▶ **Objective**
Using the listing below, report all lines holding the word "document".
# Start of Source material
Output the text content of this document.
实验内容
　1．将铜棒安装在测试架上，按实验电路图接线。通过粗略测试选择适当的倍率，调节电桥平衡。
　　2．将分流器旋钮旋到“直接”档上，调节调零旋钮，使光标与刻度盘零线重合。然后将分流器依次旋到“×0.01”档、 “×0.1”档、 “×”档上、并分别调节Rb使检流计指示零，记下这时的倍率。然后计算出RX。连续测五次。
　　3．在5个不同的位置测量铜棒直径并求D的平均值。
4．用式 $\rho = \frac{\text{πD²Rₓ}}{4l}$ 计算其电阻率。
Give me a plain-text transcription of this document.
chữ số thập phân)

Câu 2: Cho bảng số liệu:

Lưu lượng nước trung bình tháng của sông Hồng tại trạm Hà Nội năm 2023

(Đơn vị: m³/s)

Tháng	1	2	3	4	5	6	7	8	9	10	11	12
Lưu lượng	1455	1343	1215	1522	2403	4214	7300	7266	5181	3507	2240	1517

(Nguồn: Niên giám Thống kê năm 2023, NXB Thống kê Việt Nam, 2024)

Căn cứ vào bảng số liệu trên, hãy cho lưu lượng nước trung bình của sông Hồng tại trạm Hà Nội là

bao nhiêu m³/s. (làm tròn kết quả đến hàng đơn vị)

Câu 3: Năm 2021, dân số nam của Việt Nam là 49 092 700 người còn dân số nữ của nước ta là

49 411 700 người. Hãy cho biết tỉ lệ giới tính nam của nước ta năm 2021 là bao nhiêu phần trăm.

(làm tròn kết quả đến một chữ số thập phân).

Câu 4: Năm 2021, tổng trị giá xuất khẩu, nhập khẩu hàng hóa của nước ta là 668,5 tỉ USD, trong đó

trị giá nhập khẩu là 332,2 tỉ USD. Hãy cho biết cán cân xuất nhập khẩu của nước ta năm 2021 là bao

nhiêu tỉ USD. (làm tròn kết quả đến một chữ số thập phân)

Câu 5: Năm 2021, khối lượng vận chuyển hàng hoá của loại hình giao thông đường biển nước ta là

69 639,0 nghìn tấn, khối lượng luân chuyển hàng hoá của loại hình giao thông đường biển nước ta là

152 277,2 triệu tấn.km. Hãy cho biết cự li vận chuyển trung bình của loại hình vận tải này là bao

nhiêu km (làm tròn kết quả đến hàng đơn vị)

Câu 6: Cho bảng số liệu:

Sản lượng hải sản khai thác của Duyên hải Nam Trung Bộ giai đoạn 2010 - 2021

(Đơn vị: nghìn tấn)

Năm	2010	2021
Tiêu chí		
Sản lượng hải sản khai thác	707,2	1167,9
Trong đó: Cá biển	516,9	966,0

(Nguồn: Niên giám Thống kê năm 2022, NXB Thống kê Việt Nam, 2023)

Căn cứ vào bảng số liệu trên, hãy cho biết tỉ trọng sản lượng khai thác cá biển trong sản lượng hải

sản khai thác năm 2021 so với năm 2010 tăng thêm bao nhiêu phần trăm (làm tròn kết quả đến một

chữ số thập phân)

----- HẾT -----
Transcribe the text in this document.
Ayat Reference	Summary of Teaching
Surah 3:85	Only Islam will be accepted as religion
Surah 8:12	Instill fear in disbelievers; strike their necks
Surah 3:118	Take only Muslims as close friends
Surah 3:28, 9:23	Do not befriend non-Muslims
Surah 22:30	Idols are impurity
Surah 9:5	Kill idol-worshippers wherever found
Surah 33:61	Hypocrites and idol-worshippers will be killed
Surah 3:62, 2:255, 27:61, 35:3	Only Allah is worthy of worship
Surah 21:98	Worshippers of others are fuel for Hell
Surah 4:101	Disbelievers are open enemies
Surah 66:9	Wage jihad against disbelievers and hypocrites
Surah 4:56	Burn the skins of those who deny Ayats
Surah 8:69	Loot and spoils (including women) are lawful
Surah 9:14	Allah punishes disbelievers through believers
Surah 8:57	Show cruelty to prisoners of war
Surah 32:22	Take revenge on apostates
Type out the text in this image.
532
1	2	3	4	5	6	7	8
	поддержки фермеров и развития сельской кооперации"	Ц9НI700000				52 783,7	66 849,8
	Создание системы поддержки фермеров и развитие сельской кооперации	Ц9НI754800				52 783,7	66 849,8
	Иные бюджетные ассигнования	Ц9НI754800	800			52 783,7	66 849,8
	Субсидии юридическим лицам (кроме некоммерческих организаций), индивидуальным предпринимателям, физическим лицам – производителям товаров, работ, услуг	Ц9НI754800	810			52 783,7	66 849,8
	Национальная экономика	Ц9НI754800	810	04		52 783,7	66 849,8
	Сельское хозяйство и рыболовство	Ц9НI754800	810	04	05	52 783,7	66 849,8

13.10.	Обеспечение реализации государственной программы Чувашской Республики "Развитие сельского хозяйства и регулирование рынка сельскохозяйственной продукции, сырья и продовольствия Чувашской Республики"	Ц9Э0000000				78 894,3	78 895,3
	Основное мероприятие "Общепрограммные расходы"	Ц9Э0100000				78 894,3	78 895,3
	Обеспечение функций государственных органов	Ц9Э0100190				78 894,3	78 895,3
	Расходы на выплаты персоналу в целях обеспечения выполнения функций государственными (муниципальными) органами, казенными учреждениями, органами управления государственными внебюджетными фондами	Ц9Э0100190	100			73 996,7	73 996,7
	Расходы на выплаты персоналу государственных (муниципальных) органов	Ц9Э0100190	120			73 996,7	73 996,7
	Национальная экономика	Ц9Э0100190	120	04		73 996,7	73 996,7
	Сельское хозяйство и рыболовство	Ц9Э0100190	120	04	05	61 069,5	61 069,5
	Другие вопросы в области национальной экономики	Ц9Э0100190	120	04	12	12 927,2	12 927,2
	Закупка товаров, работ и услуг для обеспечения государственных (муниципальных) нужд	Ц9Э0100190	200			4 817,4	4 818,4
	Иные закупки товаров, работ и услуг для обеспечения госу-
# End of Source material
▶ **Result of the task**
Output the text content of this document.
Give me a plain-text transcription of this document.
Transcribe the text in this document.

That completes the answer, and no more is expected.